PROVIDED MATERIAL >>
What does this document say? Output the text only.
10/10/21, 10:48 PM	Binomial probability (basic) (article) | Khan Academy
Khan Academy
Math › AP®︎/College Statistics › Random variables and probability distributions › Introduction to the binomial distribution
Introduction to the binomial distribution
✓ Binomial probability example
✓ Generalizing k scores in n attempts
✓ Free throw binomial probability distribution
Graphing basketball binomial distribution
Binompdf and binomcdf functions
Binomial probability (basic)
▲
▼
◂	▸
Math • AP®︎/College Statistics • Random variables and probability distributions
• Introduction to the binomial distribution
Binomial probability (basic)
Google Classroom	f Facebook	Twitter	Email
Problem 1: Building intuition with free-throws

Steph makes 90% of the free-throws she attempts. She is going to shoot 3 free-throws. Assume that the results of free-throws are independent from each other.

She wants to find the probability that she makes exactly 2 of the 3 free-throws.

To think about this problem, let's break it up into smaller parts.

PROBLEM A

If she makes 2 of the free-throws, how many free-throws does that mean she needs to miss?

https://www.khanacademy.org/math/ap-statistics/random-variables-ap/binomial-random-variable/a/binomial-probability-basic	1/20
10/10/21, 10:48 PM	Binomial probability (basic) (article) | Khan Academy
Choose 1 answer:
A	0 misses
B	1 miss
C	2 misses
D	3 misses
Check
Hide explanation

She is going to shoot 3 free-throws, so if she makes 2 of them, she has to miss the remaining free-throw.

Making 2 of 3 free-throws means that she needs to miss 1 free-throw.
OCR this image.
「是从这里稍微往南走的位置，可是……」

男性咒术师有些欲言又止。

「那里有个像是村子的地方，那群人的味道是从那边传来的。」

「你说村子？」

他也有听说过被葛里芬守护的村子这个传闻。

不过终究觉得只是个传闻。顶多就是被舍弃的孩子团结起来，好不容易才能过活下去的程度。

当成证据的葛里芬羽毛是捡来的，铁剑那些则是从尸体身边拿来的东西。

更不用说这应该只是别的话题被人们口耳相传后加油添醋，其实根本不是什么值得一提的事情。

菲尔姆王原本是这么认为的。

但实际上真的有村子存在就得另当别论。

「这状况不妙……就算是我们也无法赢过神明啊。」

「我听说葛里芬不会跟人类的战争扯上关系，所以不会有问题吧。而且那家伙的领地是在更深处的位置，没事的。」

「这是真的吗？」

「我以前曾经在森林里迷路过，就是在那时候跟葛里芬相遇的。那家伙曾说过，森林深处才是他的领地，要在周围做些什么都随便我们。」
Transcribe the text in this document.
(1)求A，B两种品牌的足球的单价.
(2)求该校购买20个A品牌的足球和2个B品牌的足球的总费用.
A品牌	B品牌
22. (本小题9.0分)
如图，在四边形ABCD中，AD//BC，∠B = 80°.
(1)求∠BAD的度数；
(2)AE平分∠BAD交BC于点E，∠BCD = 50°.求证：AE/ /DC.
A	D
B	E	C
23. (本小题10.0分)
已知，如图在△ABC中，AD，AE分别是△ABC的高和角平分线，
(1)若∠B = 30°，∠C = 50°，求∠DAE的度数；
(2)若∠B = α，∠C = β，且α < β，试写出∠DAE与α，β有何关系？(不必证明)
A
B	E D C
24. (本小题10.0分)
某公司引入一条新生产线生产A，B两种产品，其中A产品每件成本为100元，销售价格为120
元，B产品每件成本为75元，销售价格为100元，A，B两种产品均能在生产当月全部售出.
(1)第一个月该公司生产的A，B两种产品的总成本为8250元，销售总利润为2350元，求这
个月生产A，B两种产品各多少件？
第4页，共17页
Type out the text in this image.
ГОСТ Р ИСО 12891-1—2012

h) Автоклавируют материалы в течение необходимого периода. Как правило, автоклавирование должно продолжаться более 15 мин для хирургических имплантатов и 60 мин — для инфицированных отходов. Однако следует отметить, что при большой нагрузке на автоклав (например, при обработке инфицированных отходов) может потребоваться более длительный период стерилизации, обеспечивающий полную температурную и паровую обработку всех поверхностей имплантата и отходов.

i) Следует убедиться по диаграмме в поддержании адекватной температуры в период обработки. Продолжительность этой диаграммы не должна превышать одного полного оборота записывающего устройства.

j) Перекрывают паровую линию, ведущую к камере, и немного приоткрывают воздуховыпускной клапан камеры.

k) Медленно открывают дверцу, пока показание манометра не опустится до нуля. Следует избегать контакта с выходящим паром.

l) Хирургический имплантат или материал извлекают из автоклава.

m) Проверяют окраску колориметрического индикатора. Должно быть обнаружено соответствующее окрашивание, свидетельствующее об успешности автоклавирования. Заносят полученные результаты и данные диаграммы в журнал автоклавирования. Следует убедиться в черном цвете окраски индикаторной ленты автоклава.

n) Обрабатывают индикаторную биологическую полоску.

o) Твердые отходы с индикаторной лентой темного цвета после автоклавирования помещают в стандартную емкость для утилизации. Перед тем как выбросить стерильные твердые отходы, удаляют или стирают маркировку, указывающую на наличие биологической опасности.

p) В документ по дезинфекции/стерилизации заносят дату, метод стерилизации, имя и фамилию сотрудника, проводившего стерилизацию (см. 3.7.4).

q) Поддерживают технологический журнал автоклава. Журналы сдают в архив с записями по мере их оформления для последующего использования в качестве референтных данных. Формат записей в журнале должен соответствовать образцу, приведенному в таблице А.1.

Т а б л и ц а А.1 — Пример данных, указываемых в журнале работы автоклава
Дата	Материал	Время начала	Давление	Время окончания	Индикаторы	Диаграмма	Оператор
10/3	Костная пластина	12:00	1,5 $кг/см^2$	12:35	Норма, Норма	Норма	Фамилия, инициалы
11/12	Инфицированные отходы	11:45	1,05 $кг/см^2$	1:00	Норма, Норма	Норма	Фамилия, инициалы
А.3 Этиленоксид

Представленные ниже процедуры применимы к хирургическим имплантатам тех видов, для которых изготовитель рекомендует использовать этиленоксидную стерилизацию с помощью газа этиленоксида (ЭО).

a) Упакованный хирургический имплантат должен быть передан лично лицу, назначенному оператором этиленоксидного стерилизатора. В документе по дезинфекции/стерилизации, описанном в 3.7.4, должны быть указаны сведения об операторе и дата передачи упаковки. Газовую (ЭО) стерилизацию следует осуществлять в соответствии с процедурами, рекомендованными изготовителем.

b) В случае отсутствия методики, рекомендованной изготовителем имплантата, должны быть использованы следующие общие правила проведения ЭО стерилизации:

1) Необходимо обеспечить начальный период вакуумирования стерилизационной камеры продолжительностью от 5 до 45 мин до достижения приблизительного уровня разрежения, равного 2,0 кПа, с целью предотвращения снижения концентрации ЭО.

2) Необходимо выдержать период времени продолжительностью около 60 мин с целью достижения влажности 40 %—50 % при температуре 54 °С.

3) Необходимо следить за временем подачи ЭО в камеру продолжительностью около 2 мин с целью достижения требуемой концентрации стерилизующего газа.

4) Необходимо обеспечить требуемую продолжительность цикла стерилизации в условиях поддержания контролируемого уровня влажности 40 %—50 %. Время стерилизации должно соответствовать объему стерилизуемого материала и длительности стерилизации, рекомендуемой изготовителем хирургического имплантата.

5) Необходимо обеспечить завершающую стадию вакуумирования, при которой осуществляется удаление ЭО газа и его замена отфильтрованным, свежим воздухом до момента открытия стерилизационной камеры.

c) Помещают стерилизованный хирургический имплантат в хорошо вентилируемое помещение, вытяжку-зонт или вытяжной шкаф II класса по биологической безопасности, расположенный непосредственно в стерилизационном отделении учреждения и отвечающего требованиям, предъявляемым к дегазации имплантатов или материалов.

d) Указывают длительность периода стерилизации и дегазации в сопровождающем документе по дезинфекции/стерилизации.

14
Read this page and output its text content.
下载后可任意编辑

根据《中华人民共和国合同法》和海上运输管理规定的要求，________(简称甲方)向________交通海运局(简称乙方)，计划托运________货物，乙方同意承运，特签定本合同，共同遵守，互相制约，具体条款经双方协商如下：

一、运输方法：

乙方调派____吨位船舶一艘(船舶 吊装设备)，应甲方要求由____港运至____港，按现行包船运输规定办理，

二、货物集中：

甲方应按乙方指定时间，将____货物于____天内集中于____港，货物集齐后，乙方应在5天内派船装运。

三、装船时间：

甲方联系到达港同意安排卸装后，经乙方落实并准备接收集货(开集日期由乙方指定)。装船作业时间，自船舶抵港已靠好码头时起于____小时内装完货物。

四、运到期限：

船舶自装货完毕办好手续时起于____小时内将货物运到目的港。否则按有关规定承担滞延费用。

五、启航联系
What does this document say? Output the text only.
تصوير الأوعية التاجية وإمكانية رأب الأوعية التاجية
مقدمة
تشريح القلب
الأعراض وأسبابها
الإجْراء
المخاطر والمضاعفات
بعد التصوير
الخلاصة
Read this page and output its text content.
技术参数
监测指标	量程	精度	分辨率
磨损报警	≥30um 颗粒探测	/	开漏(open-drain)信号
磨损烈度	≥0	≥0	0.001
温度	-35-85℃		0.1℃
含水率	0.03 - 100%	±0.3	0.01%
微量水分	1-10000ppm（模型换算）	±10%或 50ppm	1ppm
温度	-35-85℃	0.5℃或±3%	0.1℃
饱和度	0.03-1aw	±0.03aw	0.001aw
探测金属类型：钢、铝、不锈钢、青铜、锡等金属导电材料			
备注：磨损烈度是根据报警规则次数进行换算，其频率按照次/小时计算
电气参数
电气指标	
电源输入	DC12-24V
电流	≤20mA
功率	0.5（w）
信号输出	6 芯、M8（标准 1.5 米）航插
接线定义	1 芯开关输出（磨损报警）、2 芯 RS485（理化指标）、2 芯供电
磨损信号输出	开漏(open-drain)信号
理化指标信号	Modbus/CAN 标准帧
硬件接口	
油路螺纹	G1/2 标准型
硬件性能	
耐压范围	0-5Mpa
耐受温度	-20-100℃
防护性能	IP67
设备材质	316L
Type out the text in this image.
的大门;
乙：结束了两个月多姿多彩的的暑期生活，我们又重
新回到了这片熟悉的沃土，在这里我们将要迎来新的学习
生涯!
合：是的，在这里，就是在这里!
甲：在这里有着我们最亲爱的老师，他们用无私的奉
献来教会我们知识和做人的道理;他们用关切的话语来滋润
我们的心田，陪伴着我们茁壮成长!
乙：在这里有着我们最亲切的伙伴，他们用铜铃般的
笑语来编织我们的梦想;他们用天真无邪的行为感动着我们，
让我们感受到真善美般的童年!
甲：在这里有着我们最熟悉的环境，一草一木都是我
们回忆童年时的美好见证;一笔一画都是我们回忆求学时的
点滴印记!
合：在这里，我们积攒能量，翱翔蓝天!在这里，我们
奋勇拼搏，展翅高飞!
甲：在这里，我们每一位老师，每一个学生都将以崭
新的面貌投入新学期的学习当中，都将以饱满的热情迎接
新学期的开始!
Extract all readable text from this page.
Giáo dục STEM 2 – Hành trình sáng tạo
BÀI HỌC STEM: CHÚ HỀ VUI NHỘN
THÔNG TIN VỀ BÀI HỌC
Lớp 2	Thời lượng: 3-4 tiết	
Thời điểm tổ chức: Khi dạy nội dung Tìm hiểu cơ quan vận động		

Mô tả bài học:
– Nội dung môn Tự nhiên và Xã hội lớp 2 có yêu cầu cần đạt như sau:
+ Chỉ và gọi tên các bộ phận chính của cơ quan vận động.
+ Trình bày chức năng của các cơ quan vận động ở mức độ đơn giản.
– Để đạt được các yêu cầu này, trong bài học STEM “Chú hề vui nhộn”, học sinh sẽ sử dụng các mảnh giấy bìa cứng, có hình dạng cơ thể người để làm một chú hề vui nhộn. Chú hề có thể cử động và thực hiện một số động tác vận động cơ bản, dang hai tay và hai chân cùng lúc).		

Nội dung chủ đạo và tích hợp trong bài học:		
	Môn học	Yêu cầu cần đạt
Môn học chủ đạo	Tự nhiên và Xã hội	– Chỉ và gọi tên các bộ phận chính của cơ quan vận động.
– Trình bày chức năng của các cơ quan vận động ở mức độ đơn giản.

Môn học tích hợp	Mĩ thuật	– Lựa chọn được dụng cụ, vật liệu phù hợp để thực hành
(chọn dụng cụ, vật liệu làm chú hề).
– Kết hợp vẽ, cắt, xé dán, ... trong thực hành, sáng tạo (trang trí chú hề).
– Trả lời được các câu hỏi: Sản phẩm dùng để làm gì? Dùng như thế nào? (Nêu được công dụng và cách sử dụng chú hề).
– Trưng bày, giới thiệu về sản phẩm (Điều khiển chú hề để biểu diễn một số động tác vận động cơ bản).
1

SHORT EXERCISE >> Copy out every line of the material above that mentions the word "thực".

ANSWER TO THIS TASK >>
– Để đạt được các yêu cầu này, trong bài học STEM “Chú hề vui nhộn”, học sinh sẽ sử dụng các mảnh giấy bìa cứng, có hình dạng cơ thể người để làm một chú hề vui nhộn. Chú hề có thể cử động và thực hiện một số động tác vận động cơ bản, dang hai tay và hai chân cùng lúc).		
Môn học tích hợp	Mĩ thuật	– Lựa chọn được dụng cụ, vật liệu phù hợp để thực hành
– Kết hợp vẽ, cắt, xé dán, ... trong thực hành, sáng tạo (trang trí chú hề).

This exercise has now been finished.